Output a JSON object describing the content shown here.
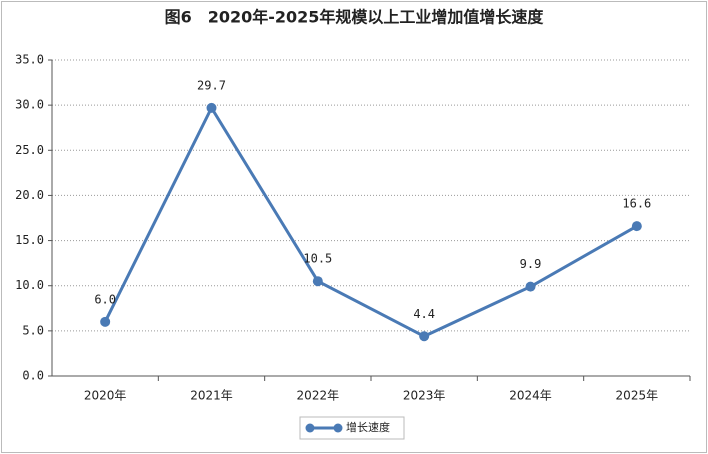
{
  "chart_data": {
    "type": "line",
    "title": "图6　2020年-2025年规模以上工业增加值增长速度",
    "categories": [
      "2020年",
      "2021年",
      "2022年",
      "2023年",
      "2024年",
      "2025年"
    ],
    "series": [
      {
        "name": "增长速度",
        "color": "#4a7ab5",
        "values": [
          6.0,
          29.7,
          10.5,
          4.4,
          9.9,
          16.6
        ],
        "value_labels": [
          "6.0",
          "29.7",
          "10.5",
          "4.4",
          "9.9",
          "16.6"
        ]
      }
    ],
    "ylim": [
      0,
      35
    ],
    "yticks": [
      {
        "value": 0,
        "label": "0.0"
      },
      {
        "value": 5,
        "label": "5.0"
      },
      {
        "value": 10,
        "label": "10.0"
      },
      {
        "value": 15,
        "label": "15.0"
      },
      {
        "value": 20,
        "label": "20.0"
      },
      {
        "value": 25,
        "label": "25.0"
      },
      {
        "value": 30,
        "label": "30.0"
      },
      {
        "value": 35,
        "label": "35.0"
      }
    ],
    "grid": true,
    "legend": "bottom"
  }
}
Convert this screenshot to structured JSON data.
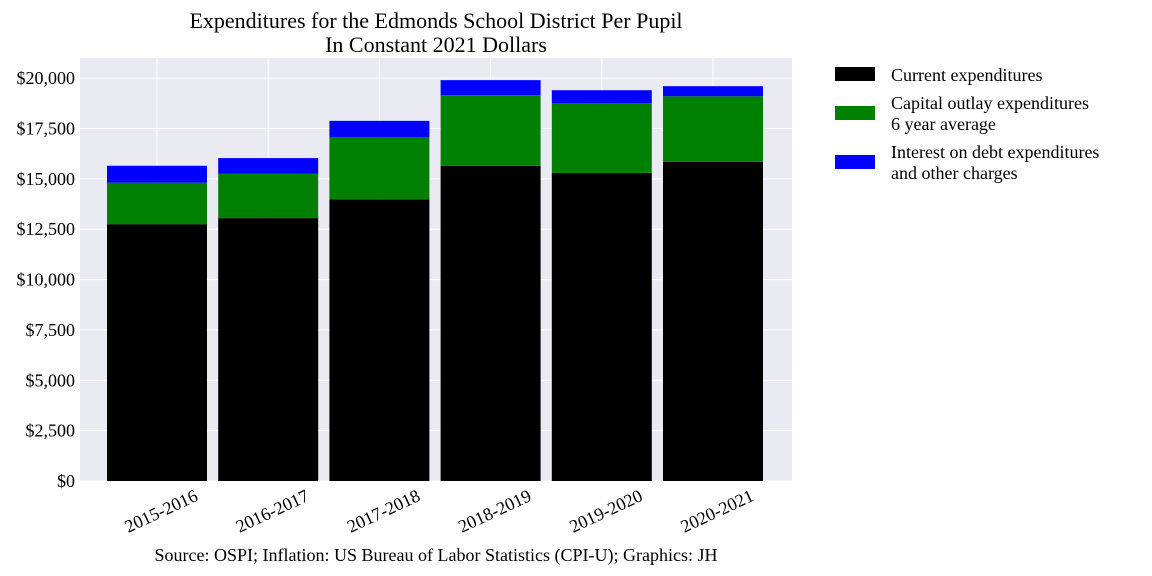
{
  "chart_data": {
    "type": "bar",
    "stacked": true,
    "title": "Expenditures for the Edmonds School District Per Pupil",
    "subtitle": "In Constant 2021 Dollars",
    "xlabel": "",
    "ylabel": "",
    "categories": [
      "2015-2016",
      "2016-2017",
      "2017-2018",
      "2018-2019",
      "2019-2020",
      "2020-2021"
    ],
    "series": [
      {
        "name": "Current expenditures",
        "color": "#000000",
        "values": [
          12750,
          13050,
          13980,
          15650,
          15300,
          15850
        ]
      },
      {
        "name": "Capital outlay expenditures",
        "name_line2": "6 year average",
        "color": "#008000",
        "values": [
          2060,
          2200,
          3100,
          3500,
          3450,
          3250
        ]
      },
      {
        "name": "Interest on debt expenditures",
        "name_line2": "and other charges",
        "color": "#0000ff",
        "values": [
          840,
          780,
          800,
          750,
          650,
          500
        ]
      }
    ],
    "ylim": [
      0,
      21000
    ],
    "yticks": [
      0,
      2500,
      5000,
      7500,
      10000,
      12500,
      15000,
      17500,
      20000
    ],
    "ytick_labels": [
      "$0",
      "$2,500",
      "$5,000",
      "$7,500",
      "$10,000",
      "$12,500",
      "$15,000",
      "$17,500",
      "$20,000"
    ],
    "grid": true,
    "legend_position": "outside-right",
    "source": "Source: OSPI; Inflation: US Bureau of Labor Statistics (CPI-U); Graphics: JH",
    "background_color": "#eaeaf2"
  }
}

WRITTEN EXERCISE:
Omit each picture, then return all of the listing exactly as it stands.

THE ANSWER:
Output a JSON object describing the content shown here.
{
  "chart_data": {
    "type": "line",
    "title": "图6　2020年-2025年规模以上工业增加值增长速度",
    "categories": [
      "2020年",
      "2021年",
      "2022年",
      "2023年",
      "2024年",
      "2025年"
    ],
    "series": [
      {
        "name": "增长速度",
        "color": "#4a7ab5",
        "values": [
          6.0,
          29.7,
          10.5,
          4.4,
          9.9,
          16.6
        ],
        "value_labels": [
          "6.0",
          "29.7",
          "10.5",
          "4.4",
          "9.9",
          "16.6"
        ]
      }
    ],
    "ylim": [
      0,
      35
    ],
    "yticks": [
      {
        "value": 0,
        "label": "0.0"
      },
      {
        "value": 5,
        "label": "5.0"
      },
      {
        "value": 10,
        "label": "10.0"
      },
      {
        "value": 15,
        "label": "15.0"
      },
      {
        "value": 20,
        "label": "20.0"
      },
      {
        "value": 25,
        "label": "25.0"
      },
      {
        "value": 30,
        "label": "30.0"
      },
      {
        "value": 35,
        "label": "35.0"
      }
    ],
    "grid": true,
    "legend": "bottom"
  }
}
Convert this screenshot to structured JSON data.
{
  "chart_data": {
    "type": "bar",
    "stacked": true,
    "title": "Expenditures for the Edmonds School District Per Pupil",
    "subtitle": "In Constant 2021 Dollars",
    "xlabel": "",
    "ylabel": "",
    "categories": [
      "2015-2016",
      "2016-2017",
      "2017-2018",
      "2018-2019",
      "2019-2020",
      "2020-2021"
    ],
    "series": [
      {
        "name": "Current expenditures",
        "color": "#000000",
        "values": [
          12750,
          13050,
          13980,
          15650,
          15300,
          15850
        ]
      },
      {
        "name": "Capital outlay expenditures",
        "name_line2": "6 year average",
        "color": "#008000",
        "values": [
          2060,
          2200,
          3100,
          3500,
          3450,
          3250
        ]
      },
      {
        "name": "Interest on debt expenditures",
        "name_line2": "and other charges",
        "color": "#0000ff",
        "values": [
          840,
          780,
          800,
          750,
          650,
          500
        ]
      }
    ],
    "ylim": [
      0,
      21000
    ],
    "yticks": [
      0,
      2500,
      5000,
      7500,
      10000,
      12500,
      15000,
      17500,
      20000
    ],
    "ytick_labels": [
      "$0",
      "$2,500",
      "$5,000",
      "$7,500",
      "$10,000",
      "$12,500",
      "$15,000",
      "$17,500",
      "$20,000"
    ],
    "grid": true,
    "legend_position": "outside-right",
    "source": "Source: OSPI; Inflation: US Bureau of Labor Statistics (CPI-U); Graphics: JH",
    "background_color": "#eaeaf2"
  }
}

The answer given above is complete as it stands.